Make an exact transcription of the material, leaving out all images.

::: Material for this exercise :::

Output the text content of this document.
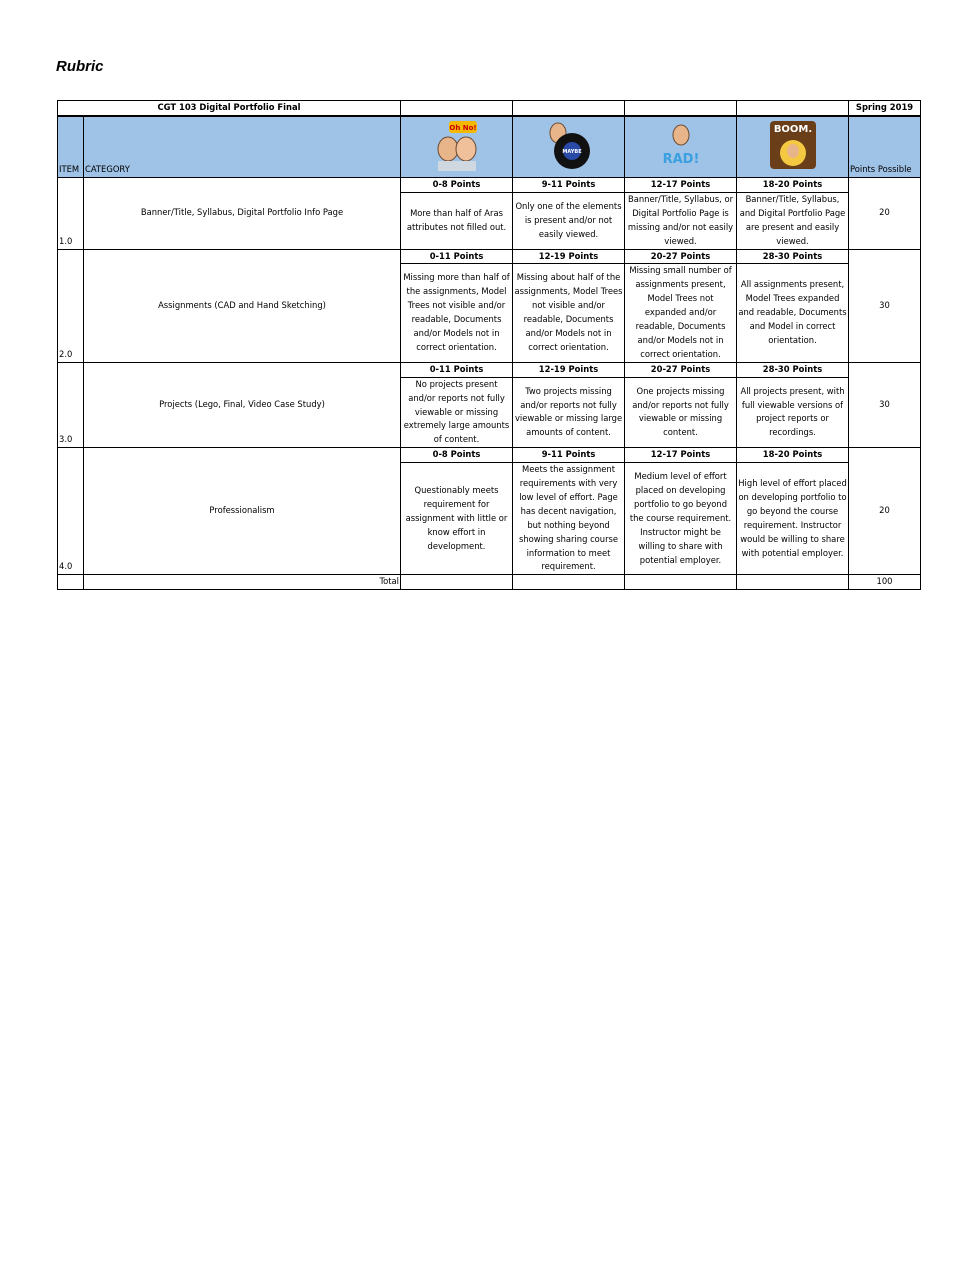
Rubric
CGT 103 Digital Portfolio Final						Spring 2019
ITEM	CATEGORY	Oh No!	MAYBE	RAD!	BOOM.	Points Possible
1.0	Banner/Title, Syllabus, Digital Portfolio Info Page	0-8 Points	9-11 Points	12-17 Points	18-20 Points	20
		More than half of Aras attributes not filled out.	Only one of the elements is present and/or not easily viewed.	Banner/Title, Syllabus, or Digital Portfolio Page is missing and/or not easily viewed.	Banner/Title, Syllabus, and Digital Portfolio Page are present and easily viewed.	
2.0	Assignments (CAD and Hand Sketching)	0-11 Points	12-19 Points	20-27 Points	28-30 Points	30
		Missing more than half of the assignments, Model Trees not visible and/or readable, Documents and/or Models not in correct orientation.	Missing about half of the assignments, Model Trees not visible and/or readable, Documents and/or Models not in correct orientation.	Missing small number of assignments present, Model Trees not expanded and/or readable, Documents and/or Models not in correct orientation.	All assignments present, Model Trees expanded and readable, Documents and Model in correct orientation.	
3.0	Projects (Lego, Final, Video Case Study)	0-11 Points	12-19 Points	20-27 Points	28-30 Points	30
		No projects present and/or reports not fully viewable or missing extremely large amounts of content.	Two projects missing and/or reports not fully viewable or missing large amounts of content.	One projects missing and/or reports not fully viewable or missing content.	All projects present, with full viewable versions of project reports or recordings.	
4.0	Professionalism	0-8 Points	9-11 Points	12-17 Points	18-20 Points	20
		Questionably meets requirement for assignment with little or know effort in development.	Meets the assignment requirements with very low level of effort. Page has decent navigation, but nothing beyond showing sharing course information to meet requirement.	Medium level of effort placed on developing portfolio to go beyond the course requirement. Instructor might be willing to share with potential employer.	High level of effort placed on developing portfolio to go beyond the course requirement. Instructor would be willing to share with potential employer.	
	Total					100
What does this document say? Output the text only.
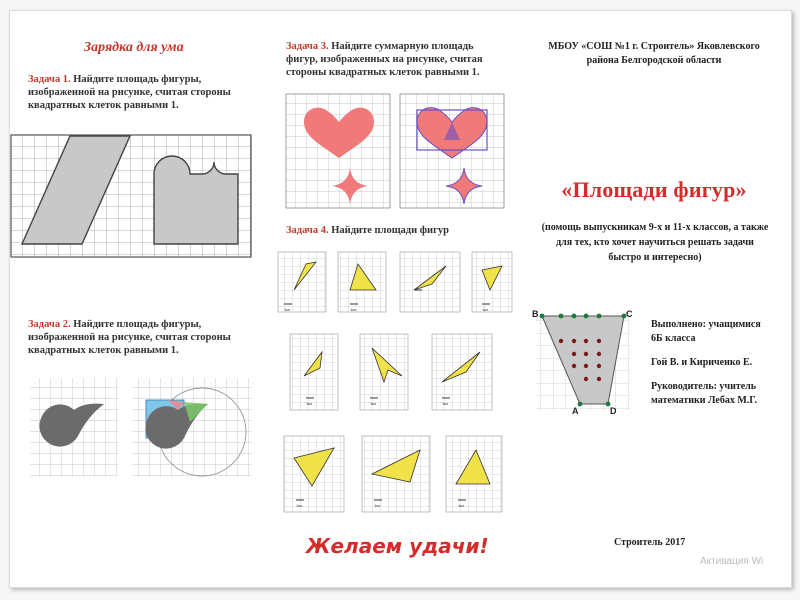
Зарядка для ума
Задача 1. Найдите площадь фигуры, изображенной на рисунке, считая стороны квадратных клеток равными 1.
Задача 2. Найдите площадь фигуры, изображенной на рисунке, считая стороны квадратных клеток равными 1.
Задача 3. Найдите суммарную площадь фигур, изображенных на рисунке, считая стороны квадратных клеток равными 1.
Задача 4. Найдите площади фигур
1кл	1кл	1кл
1кл	1кл	1кл
1кл	1кл	1кл
Желаем удачи!
МБОУ «СОШ №1 г. Строитель» Яковлевского
района Белгородской области
«Площади фигур»
(помощь выпускникам 9-х и 11-х классов, а также
для тех, кто хочет научиться решать задачи
быстро и интересно)
B	C
A	D
Выполнено: учащимися
6Б класса
Гой В. и Кириченко Е.
Руководитель: учитель
математики Лебах М.Г.
Строитель 2017
Активация Wi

:::

◆ Result of this task ◆
Output the text content of this document.
Rubric
CGT 103 Digital Portfolio Final						Spring 2019
ITEM	CATEGORY	Oh No!	MAYBE	RAD!	BOOM.	Points Possible
1.0	Banner/Title, Syllabus, Digital Portfolio Info Page	0-8 Points	9-11 Points	12-17 Points	18-20 Points	20
		More than half of Aras attributes not filled out.	Only one of the elements is present and/or not easily viewed.	Banner/Title, Syllabus, or Digital Portfolio Page is missing and/or not easily viewed.	Banner/Title, Syllabus, and Digital Portfolio Page are present and easily viewed.	
2.0	Assignments (CAD and Hand Sketching)	0-11 Points	12-19 Points	20-27 Points	28-30 Points	30
		Missing more than half of the assignments, Model Trees not visible and/or readable, Documents and/or Models not in correct orientation.	Missing about half of the assignments, Model Trees not visible and/or readable, Documents and/or Models not in correct orientation.	Missing small number of assignments present, Model Trees not expanded and/or readable, Documents and/or Models not in correct orientation.	All assignments present, Model Trees expanded and readable, Documents and Model in correct orientation.	
3.0	Projects (Lego, Final, Video Case Study)	0-11 Points	12-19 Points	20-27 Points	28-30 Points	30
		No projects present and/or reports not fully viewable or missing extremely large amounts of content.	Two projects missing and/or reports not fully viewable or missing large amounts of content.	One projects missing and/or reports not fully viewable or missing content.	All projects present, with full viewable versions of project reports or recordings.	
4.0	Professionalism	0-8 Points	9-11 Points	12-17 Points	18-20 Points	20
		Questionably meets requirement for assignment with little or know effort in development.	Meets the assignment requirements with very low level of effort. Page has decent navigation, but nothing beyond showing sharing course information to meet requirement.	Medium level of effort placed on developing portfolio to go beyond the course requirement. Instructor might be willing to share with potential employer.	High level of effort placed on developing portfolio to go beyond the course requirement. Instructor would be willing to share with potential employer.	
	Total					100
What does this document say? Output the text only.
Зарядка для ума
Задача 1. Найдите площадь фигуры, изображенной на рисунке, считая стороны квадратных клеток равными 1.
Задача 2. Найдите площадь фигуры, изображенной на рисунке, считая стороны квадратных клеток равными 1.
Задача 3. Найдите суммарную площадь фигур, изображенных на рисунке, считая стороны квадратных клеток равными 1.
Задача 4. Найдите площади фигур
1кл	1кл	1кл
1кл	1кл	1кл
1кл	1кл	1кл
Желаем удачи!
МБОУ «СОШ №1 г. Строитель» Яковлевского
района Белгородской области
«Площади фигур»
(помощь выпускникам 9-х и 11-х классов, а также
для тех, кто хочет научиться решать задачи
быстро и интересно)
B	C
A	D
Выполнено: учащимися
6Б класса
Гой В. и Кириченко Е.
Руководитель: учитель
математики Лебах М.Г.
Строитель 2017
Активация Wi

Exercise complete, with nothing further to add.